What is required: Write out the listing below in full and exactly, leaving out every picture.

%%

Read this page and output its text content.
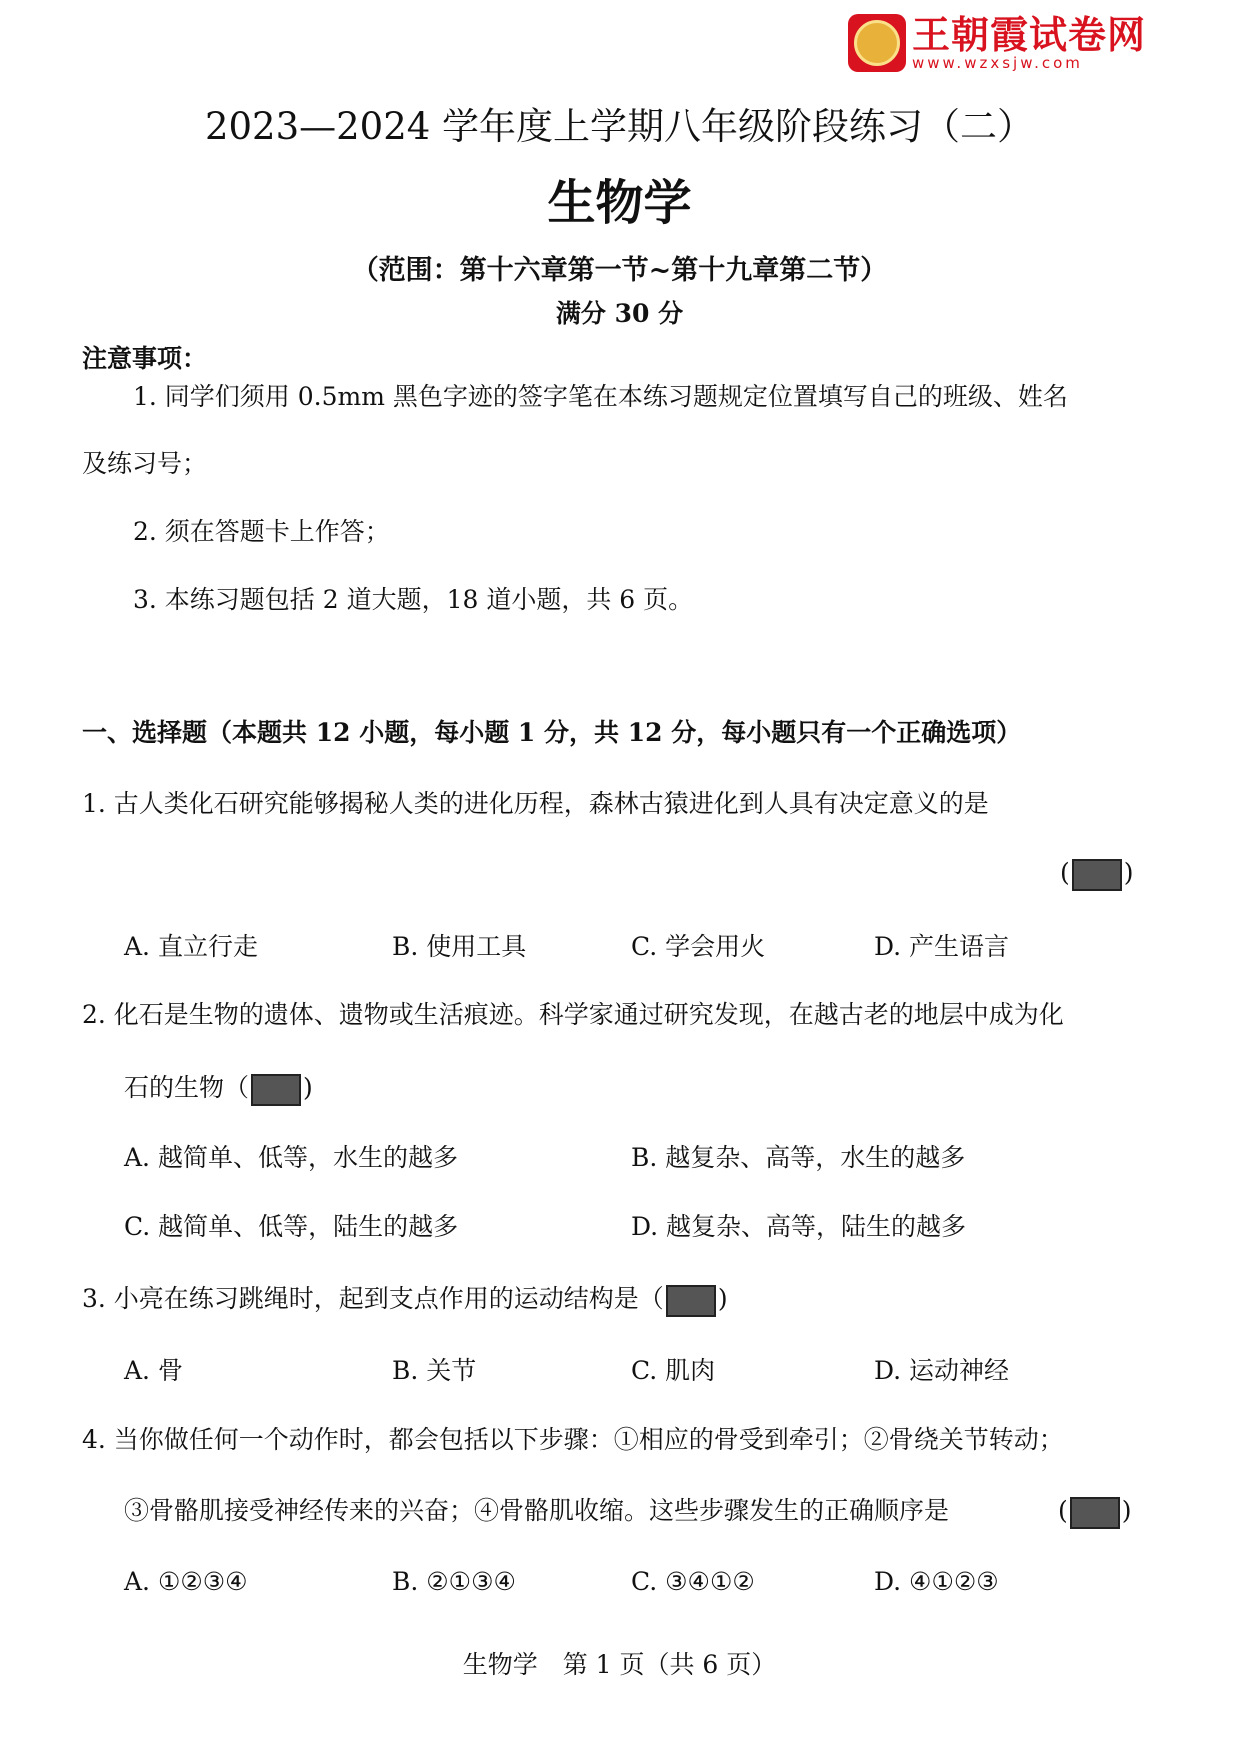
王朝霞试卷网
www.wzxsjw.com
2023—2024 学年度上学期八年级阶段练习（二）
生物学
（范围：第十六章第一节~第十九章第二节）
满分 30 分
注意事项：
1. 同学们须用 0.5mm 黑色字迹的签字笔在本练习题规定位置填写自己的班级、姓名
及练习号；
2. 须在答题卡上作答；
3. 本练习题包括 2 道大题，18 道小题，共 6 页。
一、选择题（本题共 12 小题，每小题 1 分，共 12 分，每小题只有一个正确选项）
1. 古人类化石研究能够揭秘人类的进化历程，森林古猿进化到人具有决定意义的是
( )
A. 直立行走	B. 使用工具	C. 学会用火	D. 产生语言
2. 化石是生物的遗体、遗物或生活痕迹。科学家通过研究发现，在越古老的地层中成为化
石的生物（ )
A. 越简单、低等，水生的越多	B. 越复杂、高等，水生的越多
C. 越简单、低等，陆生的越多	D. 越复杂、高等，陆生的越多
3. 小亮在练习跳绳时，起到支点作用的运动结构是（ )
A. 骨	B. 关节	C. 肌肉	D. 运动神经
4. 当你做任何一个动作时，都会包括以下步骤：①相应的骨受到牵引；②骨绕关节转动；
③骨骼肌接受神经传来的兴奋；④骨骼肌收缩。这些步骤发生的正确顺序是	( )
A. ①②③④	B. ②①③④	C. ③④①②	D. ④①②③
生物学　第 1 页（共 6 页）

%%

Solution below:
Read this page and output its text content.
王朝霞试卷网
www.wzxsjw.com
2023—2024 学年度上学期八年级阶段练习（二）
生物学
（范围：第十六章第一节~第十九章第二节）
满分 30 分
注意事项：
1. 同学们须用 0.5mm 黑色字迹的签字笔在本练习题规定位置填写自己的班级、姓名
及练习号；
2. 须在答题卡上作答；
3. 本练习题包括 2 道大题，18 道小题，共 6 页。
一、选择题（本题共 12 小题，每小题 1 分，共 12 分，每小题只有一个正确选项）
1. 古人类化石研究能够揭秘人类的进化历程，森林古猿进化到人具有决定意义的是
( )
A. 直立行走	B. 使用工具	C. 学会用火	D. 产生语言
2. 化石是生物的遗体、遗物或生活痕迹。科学家通过研究发现，在越古老的地层中成为化
石的生物（ )
A. 越简单、低等，水生的越多	B. 越复杂、高等，水生的越多
C. 越简单、低等，陆生的越多	D. 越复杂、高等，陆生的越多
3. 小亮在练习跳绳时，起到支点作用的运动结构是（ )
A. 骨	B. 关节	C. 肌肉	D. 运动神经
4. 当你做任何一个动作时，都会包括以下步骤：①相应的骨受到牵引；②骨绕关节转动；
③骨骼肌接受神经传来的兴奋；④骨骼肌收缩。这些步骤发生的正确顺序是	( )
A. ①②③④	B. ②①③④	C. ③④①②	D. ④①②③
生物学　第 1 页（共 6 页）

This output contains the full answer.